**WHAT YOU WILL DO:** Reply with one number only, the count of lines holding the string "coming".

□ □ □ □

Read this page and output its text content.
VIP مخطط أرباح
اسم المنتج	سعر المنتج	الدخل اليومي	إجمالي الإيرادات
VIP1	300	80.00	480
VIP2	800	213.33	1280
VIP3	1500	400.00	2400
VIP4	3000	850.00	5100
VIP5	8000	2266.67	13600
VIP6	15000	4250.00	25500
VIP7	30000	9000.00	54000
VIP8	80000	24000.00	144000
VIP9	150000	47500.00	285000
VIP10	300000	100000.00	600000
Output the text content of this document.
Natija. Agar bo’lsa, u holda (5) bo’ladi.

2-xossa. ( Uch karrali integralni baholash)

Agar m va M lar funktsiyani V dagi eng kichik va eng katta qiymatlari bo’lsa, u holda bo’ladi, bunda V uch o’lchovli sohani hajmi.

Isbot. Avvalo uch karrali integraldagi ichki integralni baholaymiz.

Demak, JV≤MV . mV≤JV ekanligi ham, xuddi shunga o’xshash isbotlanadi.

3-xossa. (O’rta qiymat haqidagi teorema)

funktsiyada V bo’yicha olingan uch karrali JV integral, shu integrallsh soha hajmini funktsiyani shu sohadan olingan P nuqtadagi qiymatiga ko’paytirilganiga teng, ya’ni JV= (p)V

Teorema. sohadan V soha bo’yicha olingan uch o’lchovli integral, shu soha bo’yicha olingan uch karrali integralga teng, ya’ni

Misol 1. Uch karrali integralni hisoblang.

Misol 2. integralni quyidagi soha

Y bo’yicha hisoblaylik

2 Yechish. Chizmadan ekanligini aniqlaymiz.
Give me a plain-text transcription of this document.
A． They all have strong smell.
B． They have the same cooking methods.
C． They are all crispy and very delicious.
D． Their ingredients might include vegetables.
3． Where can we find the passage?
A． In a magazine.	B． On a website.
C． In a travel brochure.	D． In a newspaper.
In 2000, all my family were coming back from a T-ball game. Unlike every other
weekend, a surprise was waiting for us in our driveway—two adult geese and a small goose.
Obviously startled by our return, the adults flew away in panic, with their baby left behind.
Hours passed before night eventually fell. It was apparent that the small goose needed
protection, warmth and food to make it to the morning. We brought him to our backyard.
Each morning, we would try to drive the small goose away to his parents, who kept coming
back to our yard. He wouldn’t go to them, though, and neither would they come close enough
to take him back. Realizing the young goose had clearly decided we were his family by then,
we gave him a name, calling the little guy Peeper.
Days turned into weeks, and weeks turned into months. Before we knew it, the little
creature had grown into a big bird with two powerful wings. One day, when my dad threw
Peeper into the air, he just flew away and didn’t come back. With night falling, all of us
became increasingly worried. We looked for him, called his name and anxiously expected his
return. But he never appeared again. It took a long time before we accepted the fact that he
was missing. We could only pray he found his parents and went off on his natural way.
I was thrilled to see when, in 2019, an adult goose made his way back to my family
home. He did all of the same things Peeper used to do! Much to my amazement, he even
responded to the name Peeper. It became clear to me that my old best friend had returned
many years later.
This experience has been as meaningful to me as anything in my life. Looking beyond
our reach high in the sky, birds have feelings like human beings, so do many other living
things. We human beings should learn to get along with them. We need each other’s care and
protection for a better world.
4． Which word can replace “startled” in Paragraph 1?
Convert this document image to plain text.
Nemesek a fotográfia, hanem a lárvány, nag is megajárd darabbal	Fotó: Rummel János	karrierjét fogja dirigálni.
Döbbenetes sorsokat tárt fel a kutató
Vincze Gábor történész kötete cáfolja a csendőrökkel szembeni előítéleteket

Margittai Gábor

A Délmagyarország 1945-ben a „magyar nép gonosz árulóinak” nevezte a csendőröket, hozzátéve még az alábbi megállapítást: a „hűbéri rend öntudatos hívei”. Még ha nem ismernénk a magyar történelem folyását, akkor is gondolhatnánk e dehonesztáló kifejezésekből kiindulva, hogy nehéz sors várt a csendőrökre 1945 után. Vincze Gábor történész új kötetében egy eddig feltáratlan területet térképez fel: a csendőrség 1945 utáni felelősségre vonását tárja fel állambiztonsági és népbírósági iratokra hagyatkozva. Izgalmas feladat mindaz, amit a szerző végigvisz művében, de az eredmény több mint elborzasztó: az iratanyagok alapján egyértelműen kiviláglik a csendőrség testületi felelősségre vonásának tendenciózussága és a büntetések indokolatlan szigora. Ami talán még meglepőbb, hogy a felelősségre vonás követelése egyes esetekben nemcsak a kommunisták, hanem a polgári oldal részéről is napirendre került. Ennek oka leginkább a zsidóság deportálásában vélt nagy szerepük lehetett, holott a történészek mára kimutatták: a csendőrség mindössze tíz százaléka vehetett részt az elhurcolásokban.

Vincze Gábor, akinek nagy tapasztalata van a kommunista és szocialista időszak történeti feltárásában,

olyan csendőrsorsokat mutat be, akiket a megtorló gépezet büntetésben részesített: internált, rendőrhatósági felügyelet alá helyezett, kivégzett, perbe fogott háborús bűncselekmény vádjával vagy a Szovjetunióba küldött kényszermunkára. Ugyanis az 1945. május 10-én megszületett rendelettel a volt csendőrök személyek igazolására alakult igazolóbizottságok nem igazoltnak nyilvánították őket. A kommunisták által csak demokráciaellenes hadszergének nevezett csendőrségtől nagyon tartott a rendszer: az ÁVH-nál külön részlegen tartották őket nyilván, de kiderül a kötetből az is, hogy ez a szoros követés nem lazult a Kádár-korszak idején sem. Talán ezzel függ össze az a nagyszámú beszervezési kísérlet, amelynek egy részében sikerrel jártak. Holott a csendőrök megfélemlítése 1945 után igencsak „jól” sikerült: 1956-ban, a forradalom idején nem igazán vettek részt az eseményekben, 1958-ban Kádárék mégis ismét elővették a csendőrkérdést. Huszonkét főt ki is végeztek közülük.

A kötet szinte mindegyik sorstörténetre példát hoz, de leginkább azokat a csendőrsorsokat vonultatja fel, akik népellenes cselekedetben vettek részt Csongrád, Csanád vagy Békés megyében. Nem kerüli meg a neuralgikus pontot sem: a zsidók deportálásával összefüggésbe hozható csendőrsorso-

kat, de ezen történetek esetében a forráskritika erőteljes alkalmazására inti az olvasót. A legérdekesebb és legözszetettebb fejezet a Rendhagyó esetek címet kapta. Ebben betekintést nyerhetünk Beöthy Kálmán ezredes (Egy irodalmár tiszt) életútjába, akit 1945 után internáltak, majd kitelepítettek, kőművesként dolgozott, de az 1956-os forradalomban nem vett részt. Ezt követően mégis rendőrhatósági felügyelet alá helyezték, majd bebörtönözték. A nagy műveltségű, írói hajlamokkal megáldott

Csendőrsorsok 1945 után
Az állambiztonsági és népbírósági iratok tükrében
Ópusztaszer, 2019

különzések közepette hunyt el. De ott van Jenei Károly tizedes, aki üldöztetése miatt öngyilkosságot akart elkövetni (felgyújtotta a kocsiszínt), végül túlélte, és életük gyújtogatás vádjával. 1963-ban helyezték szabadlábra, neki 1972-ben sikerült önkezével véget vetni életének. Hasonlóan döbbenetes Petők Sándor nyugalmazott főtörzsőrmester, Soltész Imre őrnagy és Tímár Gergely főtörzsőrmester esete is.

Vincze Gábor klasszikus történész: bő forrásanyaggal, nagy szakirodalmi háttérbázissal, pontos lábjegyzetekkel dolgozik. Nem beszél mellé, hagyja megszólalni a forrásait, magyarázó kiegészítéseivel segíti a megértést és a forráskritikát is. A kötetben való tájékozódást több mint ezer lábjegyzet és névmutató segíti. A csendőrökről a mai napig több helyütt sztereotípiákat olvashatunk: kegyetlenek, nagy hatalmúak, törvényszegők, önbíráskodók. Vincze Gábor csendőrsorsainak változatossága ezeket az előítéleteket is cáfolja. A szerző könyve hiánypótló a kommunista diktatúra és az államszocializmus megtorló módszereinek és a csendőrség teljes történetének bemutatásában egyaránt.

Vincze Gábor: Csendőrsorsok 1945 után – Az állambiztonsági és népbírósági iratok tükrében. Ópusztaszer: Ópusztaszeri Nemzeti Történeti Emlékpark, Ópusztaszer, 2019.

□ □ □ □

**FULL SOLUTION:** 2